[Start MATERIAL SHOWN]

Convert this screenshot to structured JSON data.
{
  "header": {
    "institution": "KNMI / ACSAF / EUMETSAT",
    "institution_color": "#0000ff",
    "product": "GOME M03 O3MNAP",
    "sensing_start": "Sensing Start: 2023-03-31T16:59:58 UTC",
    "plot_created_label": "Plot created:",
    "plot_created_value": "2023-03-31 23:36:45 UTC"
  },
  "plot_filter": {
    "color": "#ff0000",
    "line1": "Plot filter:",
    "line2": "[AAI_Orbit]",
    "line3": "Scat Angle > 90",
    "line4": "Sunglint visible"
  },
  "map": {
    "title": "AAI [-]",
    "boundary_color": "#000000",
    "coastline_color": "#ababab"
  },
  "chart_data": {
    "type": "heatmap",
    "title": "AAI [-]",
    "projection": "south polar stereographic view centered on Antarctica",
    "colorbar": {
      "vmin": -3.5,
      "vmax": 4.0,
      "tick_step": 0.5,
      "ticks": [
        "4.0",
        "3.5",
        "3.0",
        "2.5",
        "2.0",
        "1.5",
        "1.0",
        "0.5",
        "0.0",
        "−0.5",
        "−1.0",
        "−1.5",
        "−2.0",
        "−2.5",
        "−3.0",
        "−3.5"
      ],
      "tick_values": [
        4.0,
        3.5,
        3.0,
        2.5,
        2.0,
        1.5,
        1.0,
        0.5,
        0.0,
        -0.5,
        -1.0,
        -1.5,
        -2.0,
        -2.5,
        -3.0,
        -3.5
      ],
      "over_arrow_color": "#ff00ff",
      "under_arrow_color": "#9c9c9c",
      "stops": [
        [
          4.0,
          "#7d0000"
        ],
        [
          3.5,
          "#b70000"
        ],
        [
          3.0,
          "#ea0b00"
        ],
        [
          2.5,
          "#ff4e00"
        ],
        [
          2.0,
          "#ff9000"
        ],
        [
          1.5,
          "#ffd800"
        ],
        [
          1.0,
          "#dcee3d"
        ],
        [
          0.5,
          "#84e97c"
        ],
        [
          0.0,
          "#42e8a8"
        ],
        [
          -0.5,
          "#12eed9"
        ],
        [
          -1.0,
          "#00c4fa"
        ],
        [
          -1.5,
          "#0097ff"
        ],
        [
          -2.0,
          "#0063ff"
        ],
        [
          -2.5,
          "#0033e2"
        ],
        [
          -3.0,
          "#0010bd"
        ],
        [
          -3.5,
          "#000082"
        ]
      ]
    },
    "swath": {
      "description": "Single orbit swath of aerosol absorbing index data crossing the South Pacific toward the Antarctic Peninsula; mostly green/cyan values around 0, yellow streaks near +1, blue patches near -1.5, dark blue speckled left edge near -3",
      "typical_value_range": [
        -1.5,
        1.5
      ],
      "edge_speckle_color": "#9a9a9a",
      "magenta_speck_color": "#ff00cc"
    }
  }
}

[End MATERIAL SHOWN]

» PROBLEM TO SOLVE: Exactly reproduce the material above.

» ANSWER FOR THE TASK:
Convert this screenshot to structured JSON data.
{
  "header": {
    "institution": "KNMI / ACSAF / EUMETSAT",
    "institution_color": "#0000ff",
    "product": "GOME M03 O3MNAP",
    "sensing_start": "Sensing Start: 2023-03-31T16:59:58 UTC",
    "plot_created_label": "Plot created:",
    "plot_created_value": "2023-03-31 23:36:45 UTC"
  },
  "plot_filter": {
    "color": "#ff0000",
    "line1": "Plot filter:",
    "line2": "[AAI_Orbit]",
    "line3": "Scat Angle > 90",
    "line4": "Sunglint visible"
  },
  "map": {
    "title": "AAI [-]",
    "boundary_color": "#000000",
    "coastline_color": "#ababab"
  },
  "chart_data": {
    "type": "heatmap",
    "title": "AAI [-]",
    "projection": "south polar stereographic view centered on Antarctica",
    "colorbar": {
      "vmin": -3.5,
      "vmax": 4.0,
      "tick_step": 0.5,
      "ticks": [
        "4.0",
        "3.5",
        "3.0",
        "2.5",
        "2.0",
        "1.5",
        "1.0",
        "0.5",
        "0.0",
        "−0.5",
        "−1.0",
        "−1.5",
        "−2.0",
        "−2.5",
        "−3.0",
        "−3.5"
      ],
      "tick_values": [
        4.0,
        3.5,
        3.0,
        2.5,
        2.0,
        1.5,
        1.0,
        0.5,
        0.0,
        -0.5,
        -1.0,
        -1.5,
        -2.0,
        -2.5,
        -3.0,
        -3.5
      ],
      "over_arrow_color": "#ff00ff",
      "under_arrow_color": "#9c9c9c",
      "stops": [
        [
          4.0,
          "#7d0000"
        ],
        [
          3.5,
          "#b70000"
        ],
        [
          3.0,
          "#ea0b00"
        ],
        [
          2.5,
          "#ff4e00"
        ],
        [
          2.0,
          "#ff9000"
        ],
        [
          1.5,
          "#ffd800"
        ],
        [
          1.0,
          "#dcee3d"
        ],
        [
          0.5,
          "#84e97c"
        ],
        [
          0.0,
          "#42e8a8"
        ],
        [
          -0.5,
          "#12eed9"
        ],
        [
          -1.0,
          "#00c4fa"
        ],
        [
          -1.5,
          "#0097ff"
        ],
        [
          -2.0,
          "#0063ff"
        ],
        [
          -2.5,
          "#0033e2"
        ],
        [
          -3.0,
          "#0010bd"
        ],
        [
          -3.5,
          "#000082"
        ]
      ]
    },
    "swath": {
      "description": "Single orbit swath of aerosol absorbing index data crossing the South Pacific toward the Antarctic Peninsula; mostly green/cyan values around 0, yellow streaks near +1, blue patches near -1.5, dark blue speckled left edge near -3",
      "typical_value_range": [
        -1.5,
        1.5
      ],
      "edge_speckle_color": "#9a9a9a",
      "magenta_speck_color": "#ff00cc"
    }
  }
}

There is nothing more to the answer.